━━━━━ GIVEN ENTRIES

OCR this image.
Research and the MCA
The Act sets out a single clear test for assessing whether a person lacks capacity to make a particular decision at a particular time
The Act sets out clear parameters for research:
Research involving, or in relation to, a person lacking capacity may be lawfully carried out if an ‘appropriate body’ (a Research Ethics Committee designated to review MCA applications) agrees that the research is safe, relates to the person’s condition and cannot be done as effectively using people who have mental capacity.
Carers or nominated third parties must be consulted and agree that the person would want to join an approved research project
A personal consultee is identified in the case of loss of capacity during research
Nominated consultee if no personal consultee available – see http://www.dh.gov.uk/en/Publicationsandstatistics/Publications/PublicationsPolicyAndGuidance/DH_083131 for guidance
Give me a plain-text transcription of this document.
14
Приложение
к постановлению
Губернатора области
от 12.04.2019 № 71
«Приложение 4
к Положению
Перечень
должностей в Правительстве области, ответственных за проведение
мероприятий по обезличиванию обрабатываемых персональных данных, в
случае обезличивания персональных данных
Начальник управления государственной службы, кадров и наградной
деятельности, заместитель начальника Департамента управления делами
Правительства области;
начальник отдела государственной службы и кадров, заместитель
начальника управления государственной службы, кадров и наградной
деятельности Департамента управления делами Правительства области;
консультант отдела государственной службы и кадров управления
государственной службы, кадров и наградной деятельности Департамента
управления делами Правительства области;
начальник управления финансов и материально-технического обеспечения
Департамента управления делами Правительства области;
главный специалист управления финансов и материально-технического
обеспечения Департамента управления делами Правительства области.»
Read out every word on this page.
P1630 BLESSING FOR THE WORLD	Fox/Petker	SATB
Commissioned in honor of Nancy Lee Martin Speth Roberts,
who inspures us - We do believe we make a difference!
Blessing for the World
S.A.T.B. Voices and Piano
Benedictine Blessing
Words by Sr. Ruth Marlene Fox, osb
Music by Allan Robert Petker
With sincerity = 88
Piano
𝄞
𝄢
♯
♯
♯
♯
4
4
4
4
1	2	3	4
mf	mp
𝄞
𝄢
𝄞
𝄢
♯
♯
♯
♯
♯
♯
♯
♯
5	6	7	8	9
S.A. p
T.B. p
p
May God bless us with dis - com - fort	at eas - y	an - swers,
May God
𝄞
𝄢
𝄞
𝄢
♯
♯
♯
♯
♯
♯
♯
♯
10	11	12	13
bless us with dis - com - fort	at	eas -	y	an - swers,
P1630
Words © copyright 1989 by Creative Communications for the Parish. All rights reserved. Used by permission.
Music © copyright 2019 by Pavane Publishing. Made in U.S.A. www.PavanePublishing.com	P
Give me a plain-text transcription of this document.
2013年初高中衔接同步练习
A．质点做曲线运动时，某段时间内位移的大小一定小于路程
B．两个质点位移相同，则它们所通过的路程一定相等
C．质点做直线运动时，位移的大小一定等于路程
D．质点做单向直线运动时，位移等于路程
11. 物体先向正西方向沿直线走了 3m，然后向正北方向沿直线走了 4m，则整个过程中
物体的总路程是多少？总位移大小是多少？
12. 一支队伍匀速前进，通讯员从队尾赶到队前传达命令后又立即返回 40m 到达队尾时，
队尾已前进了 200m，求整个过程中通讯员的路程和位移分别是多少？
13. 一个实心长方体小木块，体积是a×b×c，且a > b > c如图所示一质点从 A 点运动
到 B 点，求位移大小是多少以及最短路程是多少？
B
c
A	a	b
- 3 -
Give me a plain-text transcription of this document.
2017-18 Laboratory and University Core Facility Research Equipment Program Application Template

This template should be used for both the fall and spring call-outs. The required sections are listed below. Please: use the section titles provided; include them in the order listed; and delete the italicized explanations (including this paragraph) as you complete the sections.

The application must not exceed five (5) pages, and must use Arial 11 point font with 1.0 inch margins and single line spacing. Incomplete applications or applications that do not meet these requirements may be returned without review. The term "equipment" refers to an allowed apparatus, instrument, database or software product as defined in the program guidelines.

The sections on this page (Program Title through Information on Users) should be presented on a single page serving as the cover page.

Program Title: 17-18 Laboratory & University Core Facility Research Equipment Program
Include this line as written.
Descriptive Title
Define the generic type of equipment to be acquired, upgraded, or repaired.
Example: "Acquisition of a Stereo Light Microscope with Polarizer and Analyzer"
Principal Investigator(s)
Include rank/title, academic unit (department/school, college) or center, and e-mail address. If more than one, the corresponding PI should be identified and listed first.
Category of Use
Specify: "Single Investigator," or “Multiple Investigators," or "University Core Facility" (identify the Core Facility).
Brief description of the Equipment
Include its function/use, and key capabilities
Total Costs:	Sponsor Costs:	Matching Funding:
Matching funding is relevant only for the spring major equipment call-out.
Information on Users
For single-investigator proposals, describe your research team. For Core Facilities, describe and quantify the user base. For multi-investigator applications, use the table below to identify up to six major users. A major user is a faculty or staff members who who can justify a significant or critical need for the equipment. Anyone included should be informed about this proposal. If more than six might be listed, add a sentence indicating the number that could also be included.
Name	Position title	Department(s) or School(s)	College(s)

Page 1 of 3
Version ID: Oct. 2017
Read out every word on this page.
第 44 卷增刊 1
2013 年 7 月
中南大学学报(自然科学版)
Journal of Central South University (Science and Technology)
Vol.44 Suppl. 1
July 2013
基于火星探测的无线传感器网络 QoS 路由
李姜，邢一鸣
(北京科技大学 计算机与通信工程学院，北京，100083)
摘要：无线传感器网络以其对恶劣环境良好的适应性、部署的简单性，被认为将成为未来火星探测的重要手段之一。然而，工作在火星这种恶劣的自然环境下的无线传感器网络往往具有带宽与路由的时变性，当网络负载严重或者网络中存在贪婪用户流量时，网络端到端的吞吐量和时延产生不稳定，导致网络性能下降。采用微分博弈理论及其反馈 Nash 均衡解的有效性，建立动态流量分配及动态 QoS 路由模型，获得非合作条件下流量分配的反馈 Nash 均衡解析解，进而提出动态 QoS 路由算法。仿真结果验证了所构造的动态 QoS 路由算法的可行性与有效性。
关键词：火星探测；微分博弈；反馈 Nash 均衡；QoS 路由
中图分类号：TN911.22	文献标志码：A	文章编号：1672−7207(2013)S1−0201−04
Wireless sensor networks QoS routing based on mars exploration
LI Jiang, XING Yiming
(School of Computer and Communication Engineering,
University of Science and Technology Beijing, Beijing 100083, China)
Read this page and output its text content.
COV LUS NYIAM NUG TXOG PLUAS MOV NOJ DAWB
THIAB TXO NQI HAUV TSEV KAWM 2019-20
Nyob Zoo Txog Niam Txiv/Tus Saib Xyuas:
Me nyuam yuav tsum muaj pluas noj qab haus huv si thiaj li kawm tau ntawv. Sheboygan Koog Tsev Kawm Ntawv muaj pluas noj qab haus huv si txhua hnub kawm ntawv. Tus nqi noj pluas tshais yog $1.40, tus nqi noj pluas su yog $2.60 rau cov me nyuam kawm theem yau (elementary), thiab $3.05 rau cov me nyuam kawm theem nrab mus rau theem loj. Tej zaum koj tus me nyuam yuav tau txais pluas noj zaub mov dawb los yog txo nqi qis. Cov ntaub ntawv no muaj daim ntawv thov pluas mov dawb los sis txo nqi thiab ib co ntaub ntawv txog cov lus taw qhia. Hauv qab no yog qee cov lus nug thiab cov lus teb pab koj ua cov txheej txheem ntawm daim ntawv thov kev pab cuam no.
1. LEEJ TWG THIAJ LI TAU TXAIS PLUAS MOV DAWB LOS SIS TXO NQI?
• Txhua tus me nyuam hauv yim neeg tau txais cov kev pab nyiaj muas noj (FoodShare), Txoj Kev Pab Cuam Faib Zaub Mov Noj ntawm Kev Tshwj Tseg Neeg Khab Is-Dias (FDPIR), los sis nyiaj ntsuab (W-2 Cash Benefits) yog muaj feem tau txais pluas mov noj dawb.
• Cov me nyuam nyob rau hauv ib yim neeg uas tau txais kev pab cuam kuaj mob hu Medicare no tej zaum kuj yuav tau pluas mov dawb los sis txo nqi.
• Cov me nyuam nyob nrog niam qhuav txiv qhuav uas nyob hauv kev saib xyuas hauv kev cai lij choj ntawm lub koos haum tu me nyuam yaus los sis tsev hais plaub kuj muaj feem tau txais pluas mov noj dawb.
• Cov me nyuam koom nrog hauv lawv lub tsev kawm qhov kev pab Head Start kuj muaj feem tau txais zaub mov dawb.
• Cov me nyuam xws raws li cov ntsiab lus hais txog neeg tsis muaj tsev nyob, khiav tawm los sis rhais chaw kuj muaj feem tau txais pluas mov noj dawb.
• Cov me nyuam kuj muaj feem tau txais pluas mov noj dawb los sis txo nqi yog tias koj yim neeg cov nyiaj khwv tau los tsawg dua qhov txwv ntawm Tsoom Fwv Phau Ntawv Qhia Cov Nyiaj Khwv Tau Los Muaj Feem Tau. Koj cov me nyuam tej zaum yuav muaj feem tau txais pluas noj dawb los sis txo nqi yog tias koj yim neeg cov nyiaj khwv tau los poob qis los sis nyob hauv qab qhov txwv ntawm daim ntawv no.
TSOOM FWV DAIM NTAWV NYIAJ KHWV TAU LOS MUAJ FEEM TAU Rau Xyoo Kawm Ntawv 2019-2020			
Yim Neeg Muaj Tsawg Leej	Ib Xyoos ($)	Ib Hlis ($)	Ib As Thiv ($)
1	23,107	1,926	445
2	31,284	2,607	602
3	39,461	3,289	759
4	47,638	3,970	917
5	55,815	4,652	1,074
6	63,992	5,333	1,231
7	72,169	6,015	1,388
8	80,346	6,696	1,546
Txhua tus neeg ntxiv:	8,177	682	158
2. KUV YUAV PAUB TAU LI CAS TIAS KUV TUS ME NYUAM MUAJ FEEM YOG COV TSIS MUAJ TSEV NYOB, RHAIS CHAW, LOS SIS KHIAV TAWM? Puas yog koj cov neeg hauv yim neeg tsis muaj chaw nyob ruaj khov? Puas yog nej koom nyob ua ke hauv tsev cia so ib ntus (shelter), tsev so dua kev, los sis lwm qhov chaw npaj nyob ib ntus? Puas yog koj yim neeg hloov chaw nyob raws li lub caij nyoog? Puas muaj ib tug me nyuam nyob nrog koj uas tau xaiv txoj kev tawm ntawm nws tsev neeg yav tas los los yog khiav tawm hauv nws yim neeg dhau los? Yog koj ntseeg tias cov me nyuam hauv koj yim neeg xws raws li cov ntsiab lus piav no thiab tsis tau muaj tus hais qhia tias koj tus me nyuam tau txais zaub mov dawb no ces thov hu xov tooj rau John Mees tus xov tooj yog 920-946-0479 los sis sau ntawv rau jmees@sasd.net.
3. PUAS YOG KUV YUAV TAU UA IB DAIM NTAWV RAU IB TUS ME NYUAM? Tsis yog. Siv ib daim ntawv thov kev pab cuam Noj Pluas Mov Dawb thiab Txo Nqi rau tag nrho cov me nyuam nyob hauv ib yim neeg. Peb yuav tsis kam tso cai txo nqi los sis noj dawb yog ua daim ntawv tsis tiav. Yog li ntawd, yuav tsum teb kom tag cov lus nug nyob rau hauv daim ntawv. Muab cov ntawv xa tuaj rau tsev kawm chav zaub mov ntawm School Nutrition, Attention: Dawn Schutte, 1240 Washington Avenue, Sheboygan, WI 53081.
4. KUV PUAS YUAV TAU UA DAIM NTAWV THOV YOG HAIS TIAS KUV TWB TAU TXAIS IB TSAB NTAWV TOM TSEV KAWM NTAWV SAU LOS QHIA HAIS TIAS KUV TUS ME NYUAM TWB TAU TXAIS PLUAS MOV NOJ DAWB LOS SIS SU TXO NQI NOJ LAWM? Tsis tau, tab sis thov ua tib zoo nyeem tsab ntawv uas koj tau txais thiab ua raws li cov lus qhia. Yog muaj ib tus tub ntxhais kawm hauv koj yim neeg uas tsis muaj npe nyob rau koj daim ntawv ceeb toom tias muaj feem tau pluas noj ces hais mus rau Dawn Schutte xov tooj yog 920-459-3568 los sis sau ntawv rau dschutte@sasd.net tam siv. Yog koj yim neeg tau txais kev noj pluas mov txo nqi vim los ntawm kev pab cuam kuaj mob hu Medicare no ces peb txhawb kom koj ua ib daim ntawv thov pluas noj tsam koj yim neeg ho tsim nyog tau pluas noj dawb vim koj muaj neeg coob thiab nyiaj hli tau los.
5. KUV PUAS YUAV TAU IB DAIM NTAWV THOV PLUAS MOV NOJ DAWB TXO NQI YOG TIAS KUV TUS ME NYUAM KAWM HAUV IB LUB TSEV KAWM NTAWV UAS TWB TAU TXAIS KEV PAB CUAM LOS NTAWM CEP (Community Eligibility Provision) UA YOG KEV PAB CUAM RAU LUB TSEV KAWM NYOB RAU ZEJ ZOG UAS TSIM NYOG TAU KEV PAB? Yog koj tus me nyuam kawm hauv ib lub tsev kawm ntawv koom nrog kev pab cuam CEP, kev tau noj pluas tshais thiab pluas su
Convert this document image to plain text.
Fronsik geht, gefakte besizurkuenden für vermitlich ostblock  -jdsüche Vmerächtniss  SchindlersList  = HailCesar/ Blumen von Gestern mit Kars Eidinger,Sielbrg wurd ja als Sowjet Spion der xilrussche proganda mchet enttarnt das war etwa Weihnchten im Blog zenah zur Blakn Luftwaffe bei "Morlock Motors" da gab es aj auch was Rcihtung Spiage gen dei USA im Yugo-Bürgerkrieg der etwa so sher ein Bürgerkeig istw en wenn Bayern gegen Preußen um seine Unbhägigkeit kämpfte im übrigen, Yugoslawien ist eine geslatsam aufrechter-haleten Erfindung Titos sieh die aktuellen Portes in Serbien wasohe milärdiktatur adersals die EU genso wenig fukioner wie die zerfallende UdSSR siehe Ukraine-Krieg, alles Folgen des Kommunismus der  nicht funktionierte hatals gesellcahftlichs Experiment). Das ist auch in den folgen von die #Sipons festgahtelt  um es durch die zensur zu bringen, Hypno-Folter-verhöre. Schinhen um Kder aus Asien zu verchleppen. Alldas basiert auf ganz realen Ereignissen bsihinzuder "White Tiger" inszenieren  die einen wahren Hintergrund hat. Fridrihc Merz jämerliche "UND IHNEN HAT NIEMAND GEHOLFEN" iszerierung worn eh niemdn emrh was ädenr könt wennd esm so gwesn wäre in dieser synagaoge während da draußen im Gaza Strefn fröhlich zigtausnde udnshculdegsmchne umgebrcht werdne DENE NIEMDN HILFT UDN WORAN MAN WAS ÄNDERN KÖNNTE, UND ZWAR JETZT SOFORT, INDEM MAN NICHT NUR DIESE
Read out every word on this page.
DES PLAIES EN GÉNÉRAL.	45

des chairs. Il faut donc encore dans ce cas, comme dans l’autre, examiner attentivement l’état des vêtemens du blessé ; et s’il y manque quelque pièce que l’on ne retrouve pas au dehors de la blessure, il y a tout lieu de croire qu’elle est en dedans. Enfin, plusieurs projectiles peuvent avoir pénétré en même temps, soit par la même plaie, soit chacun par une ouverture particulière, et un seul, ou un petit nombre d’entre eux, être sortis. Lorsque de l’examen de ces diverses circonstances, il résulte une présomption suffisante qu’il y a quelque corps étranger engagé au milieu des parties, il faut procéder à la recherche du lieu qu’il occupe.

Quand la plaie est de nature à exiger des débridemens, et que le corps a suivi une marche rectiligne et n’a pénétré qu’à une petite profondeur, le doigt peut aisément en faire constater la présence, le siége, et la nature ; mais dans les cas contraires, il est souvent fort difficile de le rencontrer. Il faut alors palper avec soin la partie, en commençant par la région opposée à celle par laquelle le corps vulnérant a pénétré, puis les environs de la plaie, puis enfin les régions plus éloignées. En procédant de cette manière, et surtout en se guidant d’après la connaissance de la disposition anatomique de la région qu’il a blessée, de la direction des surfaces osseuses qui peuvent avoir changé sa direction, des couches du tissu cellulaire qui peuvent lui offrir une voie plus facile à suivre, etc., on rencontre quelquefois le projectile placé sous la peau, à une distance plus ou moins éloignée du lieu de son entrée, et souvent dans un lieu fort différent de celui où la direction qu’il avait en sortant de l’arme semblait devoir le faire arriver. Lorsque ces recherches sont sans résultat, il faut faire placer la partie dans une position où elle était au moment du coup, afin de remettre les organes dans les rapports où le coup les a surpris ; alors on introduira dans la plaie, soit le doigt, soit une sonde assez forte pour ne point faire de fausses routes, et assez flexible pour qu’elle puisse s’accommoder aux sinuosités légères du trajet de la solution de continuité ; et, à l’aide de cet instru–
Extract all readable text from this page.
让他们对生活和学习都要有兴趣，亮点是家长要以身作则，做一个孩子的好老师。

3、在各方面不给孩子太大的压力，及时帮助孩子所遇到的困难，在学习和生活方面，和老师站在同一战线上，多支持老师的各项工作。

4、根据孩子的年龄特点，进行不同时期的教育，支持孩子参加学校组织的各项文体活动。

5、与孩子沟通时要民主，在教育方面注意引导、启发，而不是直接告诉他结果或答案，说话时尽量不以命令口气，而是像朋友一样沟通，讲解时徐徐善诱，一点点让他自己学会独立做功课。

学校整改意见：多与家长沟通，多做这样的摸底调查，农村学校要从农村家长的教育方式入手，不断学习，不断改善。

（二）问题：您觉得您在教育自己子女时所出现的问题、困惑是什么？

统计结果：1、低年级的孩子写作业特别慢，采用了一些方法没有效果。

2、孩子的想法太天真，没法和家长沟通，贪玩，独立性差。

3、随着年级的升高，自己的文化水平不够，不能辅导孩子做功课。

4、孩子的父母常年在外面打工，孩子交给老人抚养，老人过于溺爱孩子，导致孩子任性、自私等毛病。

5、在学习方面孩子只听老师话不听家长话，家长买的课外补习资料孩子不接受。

━━━━━━━━━━

● INSTRUCTIONS FOR THE TASK: Reproduce the lines of the entries above exactly, but only from the line containing "Extract all readable text from this page." through the final line.

● ANSWER IN FULL:
Extract all readable text from this page.
让他们对生活和学习都要有兴趣，亮点是家长要以身作则，做一个孩子的好老师。

3、在各方面不给孩子太大的压力，及时帮助孩子所遇到的困难，在学习和生活方面，和老师站在同一战线上，多支持老师的各项工作。

4、根据孩子的年龄特点，进行不同时期的教育，支持孩子参加学校组织的各项文体活动。

5、与孩子沟通时要民主，在教育方面注意引导、启发，而不是直接告诉他结果或答案，说话时尽量不以命令口气，而是像朋友一样沟通，讲解时徐徐善诱，一点点让他自己学会独立做功课。

学校整改意见：多与家长沟通，多做这样的摸底调查，农村学校要从农村家长的教育方式入手，不断学习，不断改善。

（二）问题：您觉得您在教育自己子女时所出现的问题、困惑是什么？

统计结果：1、低年级的孩子写作业特别慢，采用了一些方法没有效果。

2、孩子的想法太天真，没法和家长沟通，贪玩，独立性差。

3、随着年级的升高，自己的文化水平不够，不能辅导孩子做功课。

4、孩子的父母常年在外面打工，孩子交给老人抚养，老人过于溺爱孩子，导致孩子任性、自私等毛病。

5、在学习方面孩子只听老师话不听家长话，家长买的课外补习资料孩子不接受。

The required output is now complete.